**Data provided**
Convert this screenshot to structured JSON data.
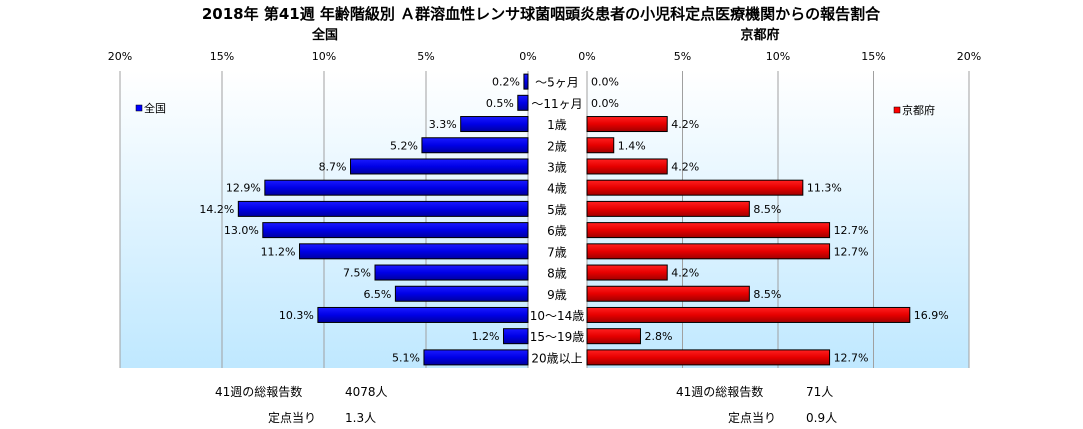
{
  "chart_data": {
    "type": "bar",
    "title": "2018年 第41週 年齢階級別 Ａ群溶血性レンサ球菌咽頭炎患者の小児科定点医療機関からの報告割合",
    "categories": [
      "～5ヶ月",
      "～11ヶ月",
      "1歳",
      "2歳",
      "3歳",
      "4歳",
      "5歳",
      "6歳",
      "7歳",
      "8歳",
      "9歳",
      "10～14歳",
      "15～19歳",
      "20歳以上"
    ],
    "left_ticks": [
      "20%",
      "15%",
      "10%",
      "5%",
      "0%"
    ],
    "right_ticks": [
      "0%",
      "5%",
      "10%",
      "15%",
      "20%"
    ],
    "xlim": [
      0,
      20
    ],
    "series": [
      {
        "name": "全国",
        "panel_title": "全国",
        "color": "#0000ff",
        "values": [
          0.2,
          0.5,
          3.3,
          5.2,
          8.7,
          12.9,
          14.2,
          13.0,
          11.2,
          7.5,
          6.5,
          10.3,
          1.2,
          5.1
        ],
        "labels": [
          "0.2%",
          "0.5%",
          "3.3%",
          "5.2%",
          "8.7%",
          "12.9%",
          "14.2%",
          "13.0%",
          "11.2%",
          "7.5%",
          "6.5%",
          "10.3%",
          "1.2%",
          "5.1%"
        ]
      },
      {
        "name": "京都府",
        "panel_title": "京都府",
        "color": "#ff0000",
        "values": [
          0.0,
          0.0,
          4.2,
          1.4,
          4.2,
          11.3,
          8.5,
          12.7,
          12.7,
          4.2,
          8.5,
          16.9,
          2.8,
          12.7
        ],
        "labels": [
          "0.0%",
          "0.0%",
          "4.2%",
          "1.4%",
          "4.2%",
          "11.3%",
          "8.5%",
          "12.7%",
          "12.7%",
          "4.2%",
          "8.5%",
          "16.9%",
          "2.8%",
          "12.7%"
        ]
      }
    ],
    "grid": true,
    "legend": [
      "top-left",
      "top-right"
    ]
  },
  "footer": {
    "national": {
      "total_label": "41週の総報告数",
      "total_value": "4078人",
      "per_label": "定点当り",
      "per_value": "1.3人"
    },
    "kyoto": {
      "total_label": "41週の総報告数",
      "total_value": "71人",
      "per_label": "定点当り",
      "per_value": "0.9人"
    }
  }
}
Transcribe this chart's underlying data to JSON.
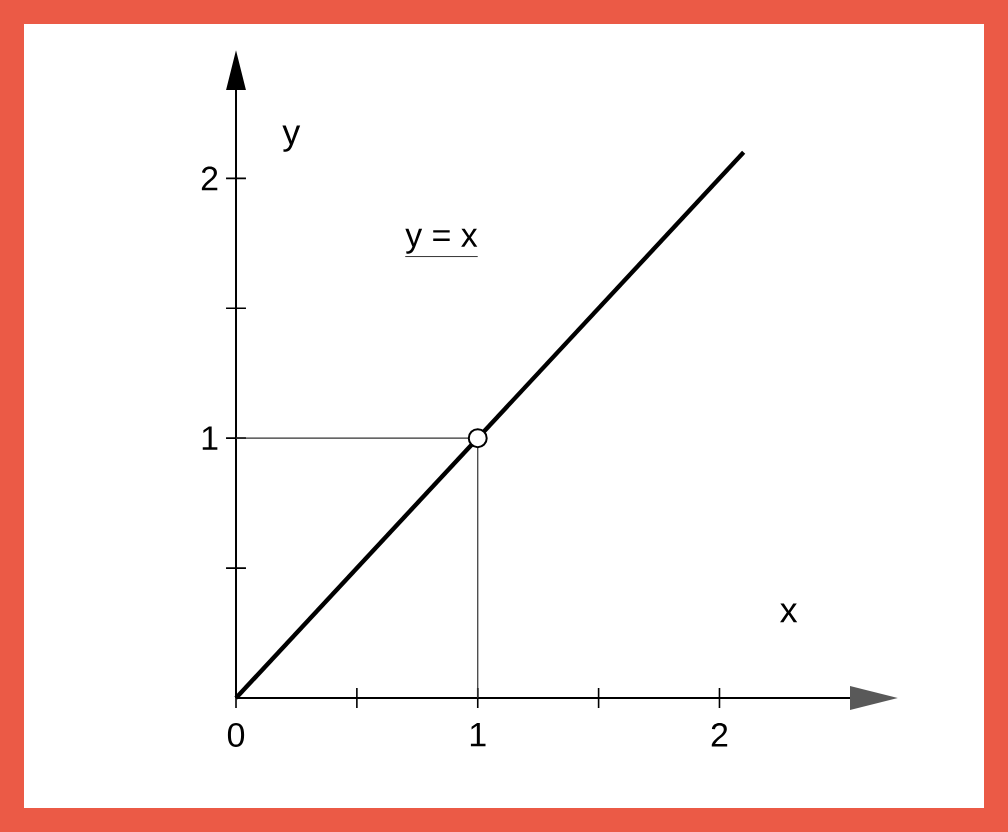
{
  "chart_data": {
    "type": "line",
    "xlabel": "x",
    "ylabel": "y",
    "annotations": [
      "y = x"
    ],
    "xlim": [
      0,
      2.54
    ],
    "ylim": [
      0,
      2.34
    ],
    "xticks": [
      {
        "value": 0,
        "label": "0"
      },
      {
        "value": 0.5,
        "label": null
      },
      1,
      {
        "value": 1.5,
        "label": null
      },
      2
    ],
    "yticks": [
      {
        "value": 0.5,
        "label": null
      },
      1,
      {
        "value": 1.5,
        "label": null
      },
      2
    ],
    "series": [
      {
        "x": [
          0,
          2.1
        ],
        "values": [
          0,
          2.1
        ],
        "color": "#000000"
      },
      {
        "type": "line",
        "x": [
          0,
          1,
          1
        ],
        "values": [
          1,
          1,
          0
        ],
        "color": "#333333"
      },
      {
        "type": "scatter",
        "x": [
          1
        ],
        "values": [
          1
        ],
        "color": "#000000"
      }
    ]
  }
}
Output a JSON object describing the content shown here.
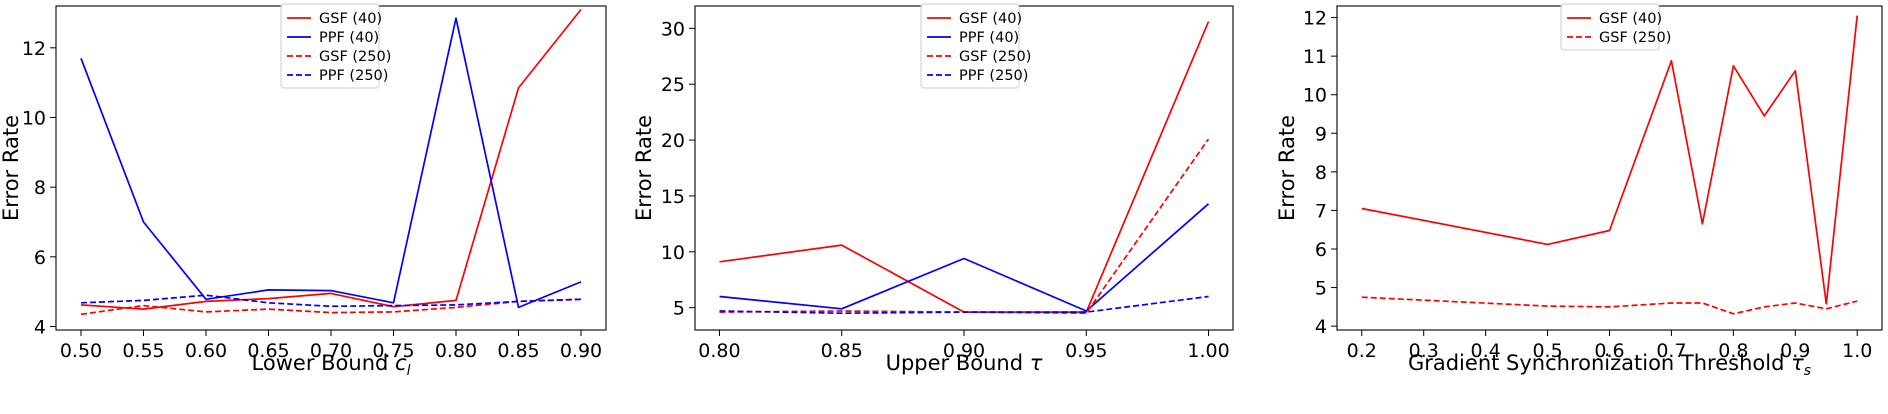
{
  "chart_data": [
    {
      "type": "line",
      "xlabel": "Lower Bound ",
      "xlabel_symbol": "c",
      "xlabel_sub": "l",
      "ylabel": "Error Rate",
      "xlim": [
        0.48,
        0.92
      ],
      "ylim": [
        3.9,
        13.2
      ],
      "x_ticks": [
        0.5,
        0.55,
        0.6,
        0.65,
        0.7,
        0.75,
        0.8,
        0.85,
        0.9
      ],
      "x_tick_labels": [
        "0.50",
        "0.55",
        "0.60",
        "0.65",
        "0.70",
        "0.75",
        "0.80",
        "0.85",
        "0.90"
      ],
      "y_ticks": [
        4,
        6,
        8,
        10,
        12
      ],
      "y_tick_labels": [
        "4",
        "6",
        "8",
        "10",
        "12"
      ],
      "grid": false,
      "legend_position": "top-center",
      "x": [
        0.5,
        0.55,
        0.6,
        0.65,
        0.7,
        0.75,
        0.8,
        0.85,
        0.9
      ],
      "series": [
        {
          "name": "GSF (40)",
          "color": "#ff0000",
          "dash": "solid",
          "values": [
            4.62,
            4.5,
            4.72,
            4.8,
            4.95,
            4.57,
            4.75,
            10.85,
            13.1
          ]
        },
        {
          "name": "PPF (40)",
          "color": "#0000ff",
          "dash": "solid",
          "values": [
            11.7,
            7.0,
            4.78,
            5.05,
            5.03,
            4.68,
            12.85,
            4.55,
            5.28
          ]
        },
        {
          "name": "GSF (250)",
          "color": "#ff0000",
          "dash": "dashed",
          "values": [
            4.35,
            4.6,
            4.42,
            4.5,
            4.4,
            4.42,
            4.55,
            4.72,
            4.78
          ]
        },
        {
          "name": "PPF (250)",
          "color": "#0000ff",
          "dash": "dashed",
          "values": [
            4.68,
            4.75,
            4.9,
            4.68,
            4.58,
            4.6,
            4.62,
            4.72,
            4.78
          ]
        }
      ]
    },
    {
      "type": "line",
      "xlabel": "Upper Bound ",
      "xlabel_symbol": "τ",
      "xlabel_sub": "",
      "ylabel": "Error Rate",
      "xlim": [
        0.79,
        1.01
      ],
      "ylim": [
        3.0,
        32.0
      ],
      "x_ticks": [
        0.8,
        0.85,
        0.9,
        0.95,
        1.0
      ],
      "x_tick_labels": [
        "0.80",
        "0.85",
        "0.90",
        "0.95",
        "1.00"
      ],
      "y_ticks": [
        5,
        10,
        15,
        20,
        25,
        30
      ],
      "y_tick_labels": [
        "5",
        "10",
        "15",
        "20",
        "25",
        "30"
      ],
      "grid": false,
      "legend_position": "top-center",
      "x": [
        0.8,
        0.85,
        0.9,
        0.95,
        1.0
      ],
      "series": [
        {
          "name": "GSF (40)",
          "color": "#ff0000",
          "dash": "solid",
          "values": [
            9.1,
            10.6,
            4.6,
            4.6,
            30.6
          ]
        },
        {
          "name": "PPF (40)",
          "color": "#0000ff",
          "dash": "solid",
          "values": [
            6.0,
            4.9,
            9.4,
            4.7,
            14.3
          ]
        },
        {
          "name": "GSF (250)",
          "color": "#ff0000",
          "dash": "dashed",
          "values": [
            4.6,
            4.7,
            4.6,
            4.5,
            20.1
          ]
        },
        {
          "name": "PPF (250)",
          "color": "#0000ff",
          "dash": "dashed",
          "values": [
            4.7,
            4.5,
            4.6,
            4.6,
            6.0
          ]
        }
      ]
    },
    {
      "type": "line",
      "xlabel": "Gradient Synchronization Threshold ",
      "xlabel_symbol": "τ",
      "xlabel_sub": "s",
      "ylabel": "Error Rate",
      "xlim": [
        0.16,
        1.04
      ],
      "ylim": [
        3.9,
        12.3
      ],
      "x_ticks": [
        0.2,
        0.3,
        0.4,
        0.5,
        0.6,
        0.7,
        0.8,
        0.9,
        1.0
      ],
      "x_tick_labels": [
        "0.2",
        "0.3",
        "0.4",
        "0.5",
        "0.6",
        "0.7",
        "0.8",
        "0.9",
        "1.0"
      ],
      "y_ticks": [
        4,
        5,
        6,
        7,
        8,
        9,
        10,
        11,
        12
      ],
      "y_tick_labels": [
        "4",
        "5",
        "6",
        "7",
        "8",
        "9",
        "10",
        "11",
        "12"
      ],
      "grid": false,
      "legend_position": "top-center",
      "x": [
        0.2,
        0.5,
        0.6,
        0.7,
        0.75,
        0.8,
        0.85,
        0.9,
        0.95,
        1.0
      ],
      "series": [
        {
          "name": "GSF (40)",
          "color": "#ff0000",
          "dash": "solid",
          "values": [
            7.05,
            6.12,
            6.48,
            10.88,
            6.65,
            10.75,
            9.45,
            10.62,
            4.58,
            12.05
          ]
        },
        {
          "name": "GSF (250)",
          "color": "#ff0000",
          "dash": "dashed",
          "values": [
            4.75,
            4.52,
            4.5,
            4.6,
            4.6,
            4.32,
            4.5,
            4.6,
            4.45,
            4.65
          ]
        }
      ]
    }
  ]
}
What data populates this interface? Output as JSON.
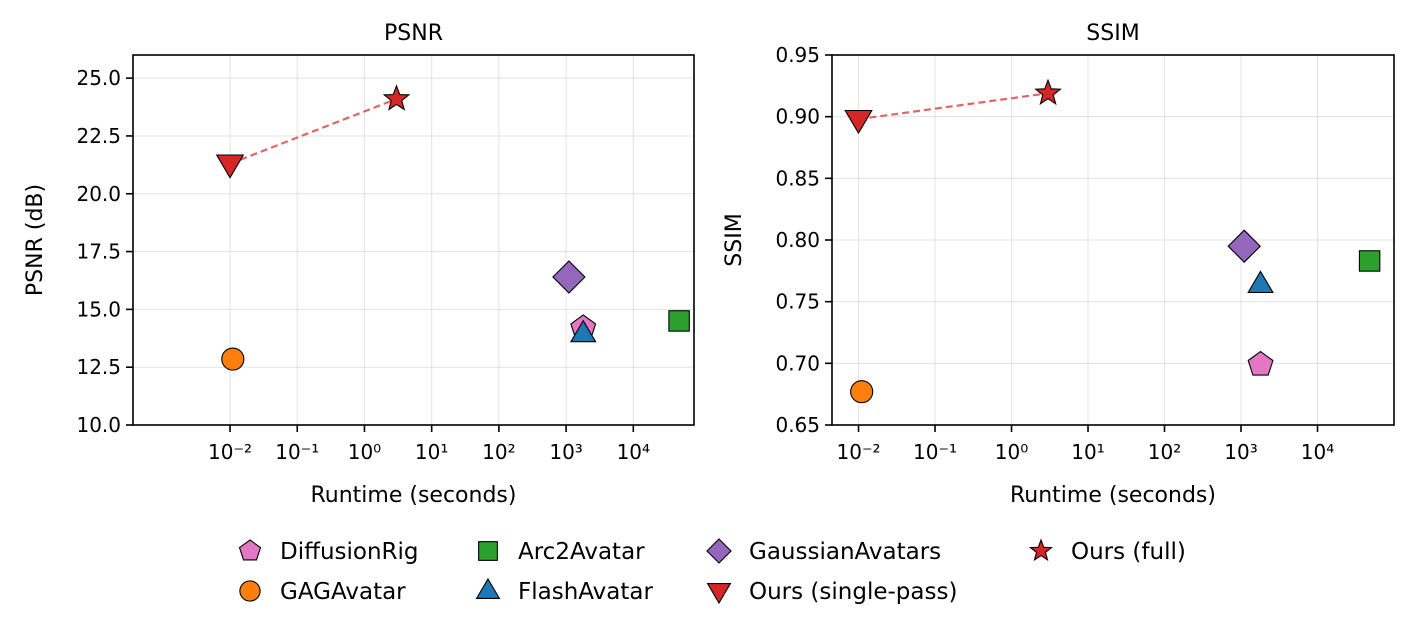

**Exercise requirements**
Look through the entries above and report each line where the string "Bound" occurs.

**Response for this exercise**
      "xlabel": "Lower Bound ",
      "xlabel": "Upper Bound ",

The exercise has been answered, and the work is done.